## BEGIN Data in this exercise

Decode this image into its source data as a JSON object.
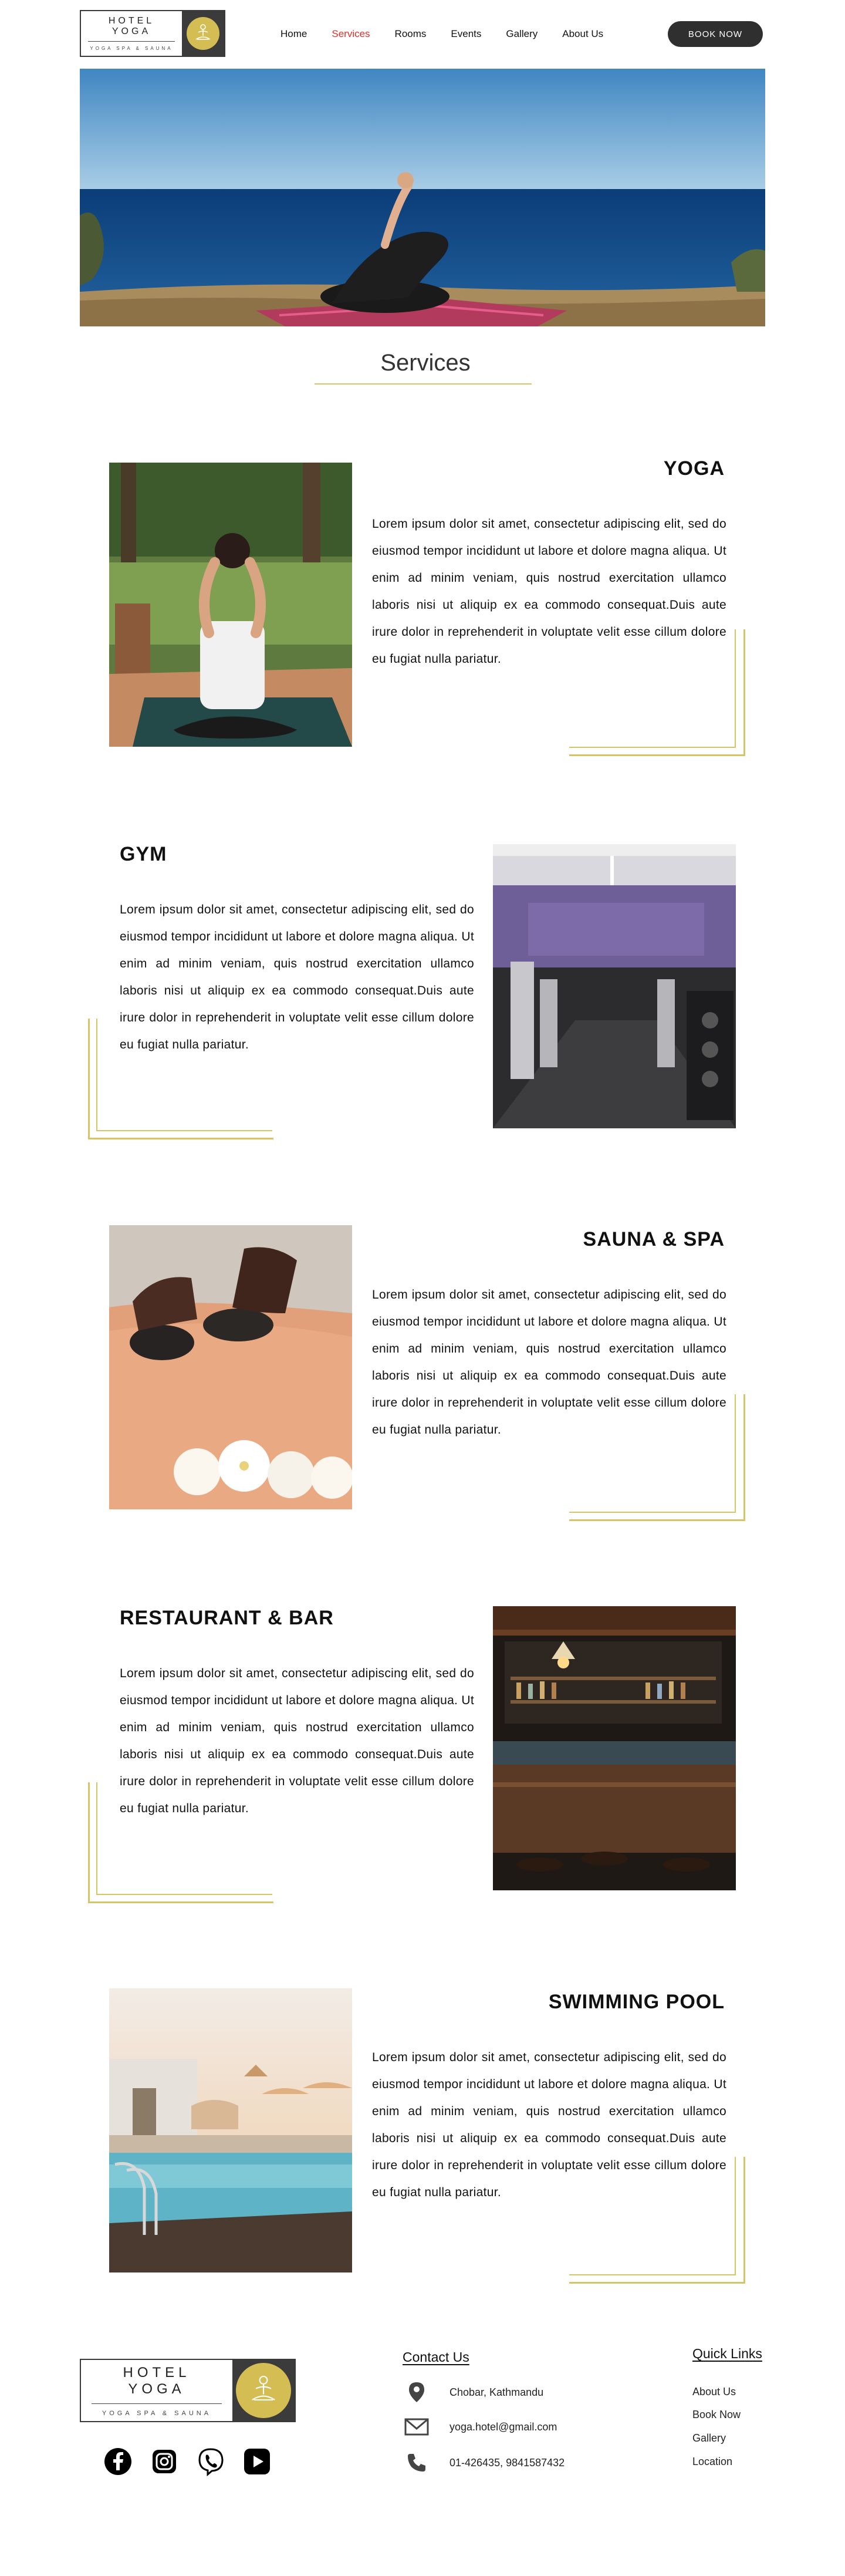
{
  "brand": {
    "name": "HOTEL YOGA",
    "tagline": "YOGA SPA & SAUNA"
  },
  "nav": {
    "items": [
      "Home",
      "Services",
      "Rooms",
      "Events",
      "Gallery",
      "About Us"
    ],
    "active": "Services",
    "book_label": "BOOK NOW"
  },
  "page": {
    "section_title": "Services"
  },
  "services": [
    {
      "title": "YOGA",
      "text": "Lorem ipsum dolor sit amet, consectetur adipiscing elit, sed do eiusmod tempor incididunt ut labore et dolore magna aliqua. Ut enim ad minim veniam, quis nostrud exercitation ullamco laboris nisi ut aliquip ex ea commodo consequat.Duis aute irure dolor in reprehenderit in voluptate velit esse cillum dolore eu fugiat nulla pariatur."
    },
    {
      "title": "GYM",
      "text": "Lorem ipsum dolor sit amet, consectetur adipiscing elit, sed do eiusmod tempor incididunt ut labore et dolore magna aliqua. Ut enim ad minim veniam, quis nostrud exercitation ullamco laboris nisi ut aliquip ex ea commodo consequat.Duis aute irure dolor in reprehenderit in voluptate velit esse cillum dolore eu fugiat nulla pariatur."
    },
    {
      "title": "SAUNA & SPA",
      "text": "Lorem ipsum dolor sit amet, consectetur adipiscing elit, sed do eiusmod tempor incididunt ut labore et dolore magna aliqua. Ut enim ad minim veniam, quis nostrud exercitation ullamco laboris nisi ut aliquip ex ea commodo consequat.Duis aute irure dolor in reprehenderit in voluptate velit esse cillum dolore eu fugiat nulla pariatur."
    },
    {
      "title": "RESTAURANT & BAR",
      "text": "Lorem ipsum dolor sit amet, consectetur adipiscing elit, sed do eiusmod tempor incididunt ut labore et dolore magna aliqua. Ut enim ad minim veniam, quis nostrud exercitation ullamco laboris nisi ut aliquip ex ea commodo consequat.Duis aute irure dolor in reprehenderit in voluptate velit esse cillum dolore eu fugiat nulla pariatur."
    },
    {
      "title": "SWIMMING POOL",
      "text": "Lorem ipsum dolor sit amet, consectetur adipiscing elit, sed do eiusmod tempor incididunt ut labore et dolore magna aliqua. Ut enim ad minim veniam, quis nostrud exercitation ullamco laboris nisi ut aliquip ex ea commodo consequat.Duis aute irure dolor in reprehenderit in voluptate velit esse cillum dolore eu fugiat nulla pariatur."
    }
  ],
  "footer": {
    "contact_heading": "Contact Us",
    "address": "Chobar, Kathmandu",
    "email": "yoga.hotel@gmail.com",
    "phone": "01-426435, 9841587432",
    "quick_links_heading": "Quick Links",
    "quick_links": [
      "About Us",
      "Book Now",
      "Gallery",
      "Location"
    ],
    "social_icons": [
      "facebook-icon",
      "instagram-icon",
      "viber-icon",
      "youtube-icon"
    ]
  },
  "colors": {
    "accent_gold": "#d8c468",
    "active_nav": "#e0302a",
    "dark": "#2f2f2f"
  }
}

## END Data in this exercise
## BEGIN Data in this exercise

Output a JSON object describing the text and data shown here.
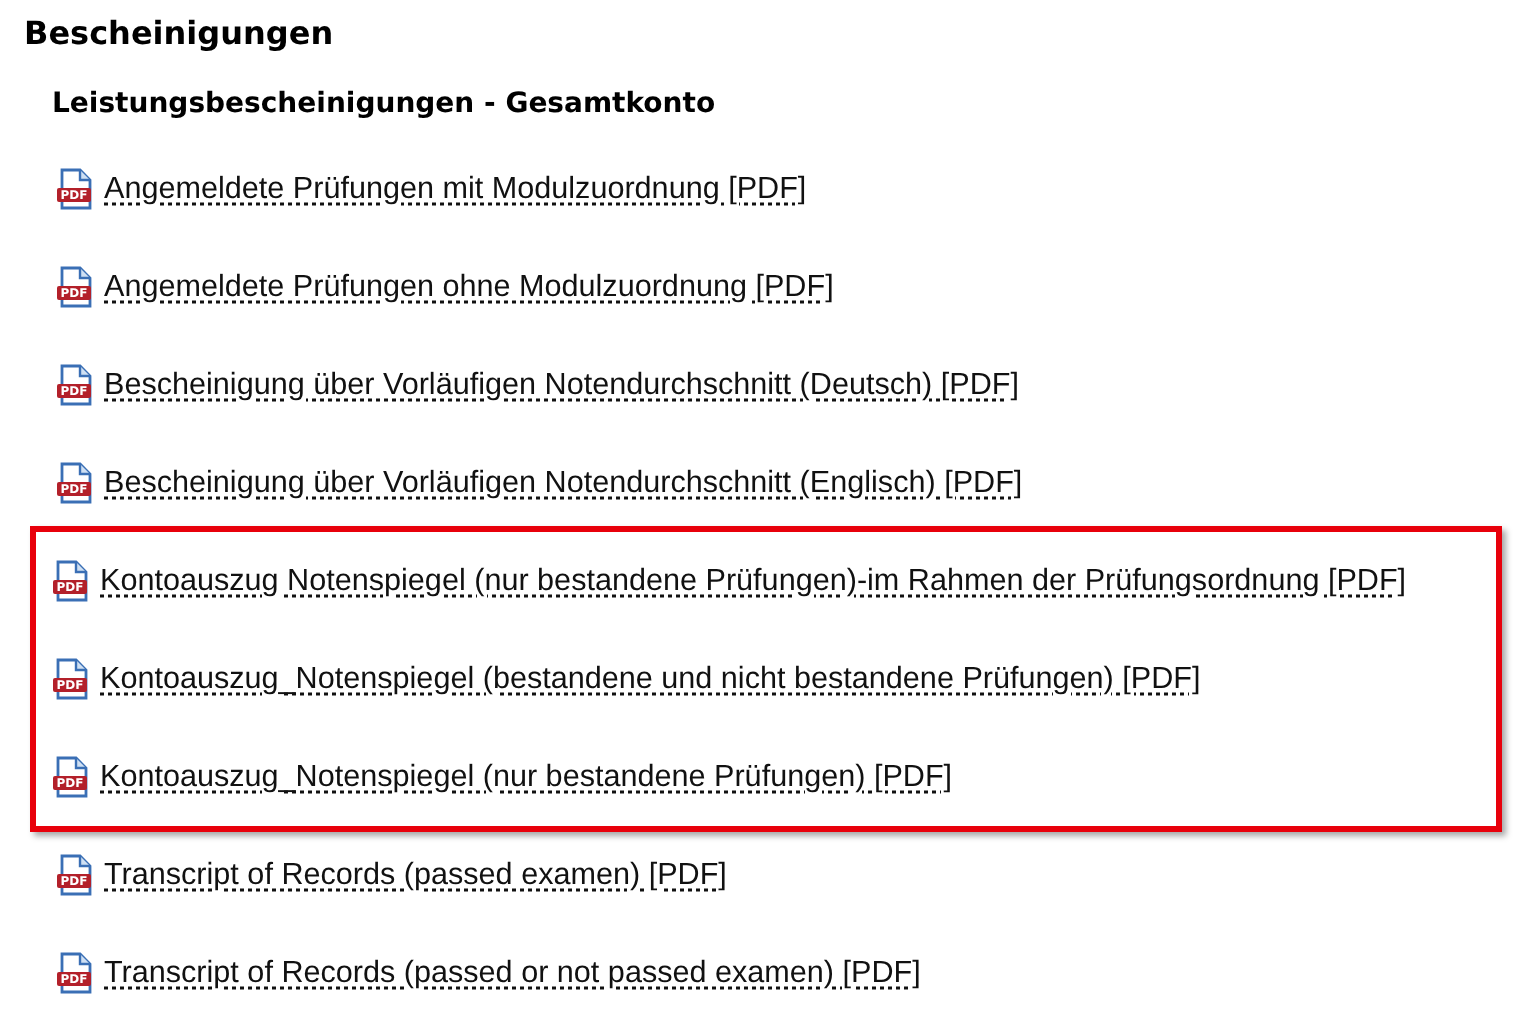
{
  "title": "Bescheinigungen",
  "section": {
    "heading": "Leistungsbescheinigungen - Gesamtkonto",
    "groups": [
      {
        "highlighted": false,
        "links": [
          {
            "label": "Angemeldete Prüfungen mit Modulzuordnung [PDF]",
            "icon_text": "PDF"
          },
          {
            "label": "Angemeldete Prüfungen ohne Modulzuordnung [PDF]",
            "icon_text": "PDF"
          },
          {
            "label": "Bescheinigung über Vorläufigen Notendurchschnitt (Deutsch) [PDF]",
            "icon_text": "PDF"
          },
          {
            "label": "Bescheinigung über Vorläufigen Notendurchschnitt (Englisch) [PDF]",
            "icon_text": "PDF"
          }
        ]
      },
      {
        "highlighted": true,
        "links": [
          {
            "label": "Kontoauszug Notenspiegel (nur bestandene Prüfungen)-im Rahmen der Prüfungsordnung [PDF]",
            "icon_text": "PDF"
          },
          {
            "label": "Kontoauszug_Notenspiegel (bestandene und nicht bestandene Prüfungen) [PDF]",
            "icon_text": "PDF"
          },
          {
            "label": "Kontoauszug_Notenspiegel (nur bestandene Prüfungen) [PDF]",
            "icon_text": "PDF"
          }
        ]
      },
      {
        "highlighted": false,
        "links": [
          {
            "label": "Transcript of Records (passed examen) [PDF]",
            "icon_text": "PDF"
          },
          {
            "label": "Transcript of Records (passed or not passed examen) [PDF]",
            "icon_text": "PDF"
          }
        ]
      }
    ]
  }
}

## END Data in this exercise
## BEGIN Data in this exercise

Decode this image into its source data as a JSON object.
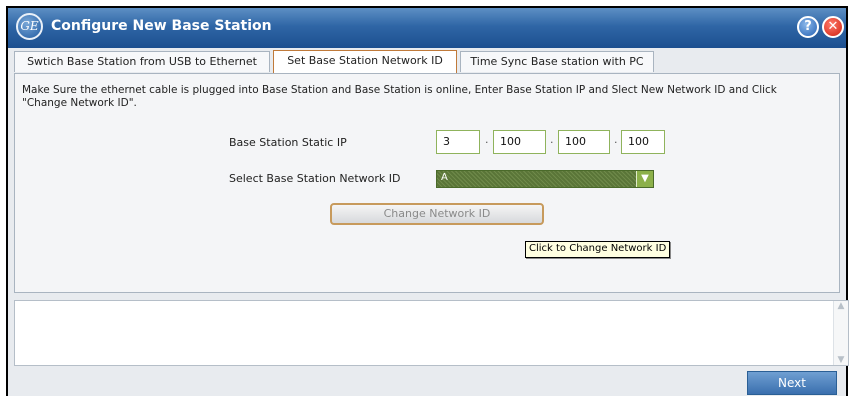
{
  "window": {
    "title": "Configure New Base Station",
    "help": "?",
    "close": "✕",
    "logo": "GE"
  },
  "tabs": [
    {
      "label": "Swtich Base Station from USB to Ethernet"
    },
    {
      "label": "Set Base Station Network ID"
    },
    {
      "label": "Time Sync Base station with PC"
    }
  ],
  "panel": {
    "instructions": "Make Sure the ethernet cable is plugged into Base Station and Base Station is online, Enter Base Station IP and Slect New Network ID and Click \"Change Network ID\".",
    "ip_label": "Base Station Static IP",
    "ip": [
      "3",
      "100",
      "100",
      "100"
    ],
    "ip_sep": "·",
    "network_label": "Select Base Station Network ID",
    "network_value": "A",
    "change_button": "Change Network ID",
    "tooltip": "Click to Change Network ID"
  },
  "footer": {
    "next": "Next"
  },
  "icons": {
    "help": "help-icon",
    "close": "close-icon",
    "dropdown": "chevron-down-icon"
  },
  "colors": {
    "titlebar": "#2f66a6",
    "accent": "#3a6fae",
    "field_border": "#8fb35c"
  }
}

## END Data in this exercise

• Written request
Show every line from the entries above in which "Click" appears.

• Full solution
    "instructions": "Make Sure the ethernet cable is plugged into Base Station and Base Station is online, Enter Base Station IP and Slect New Network ID and Click \"Change Network ID\".",
    "tooltip": "Click to Change Network ID"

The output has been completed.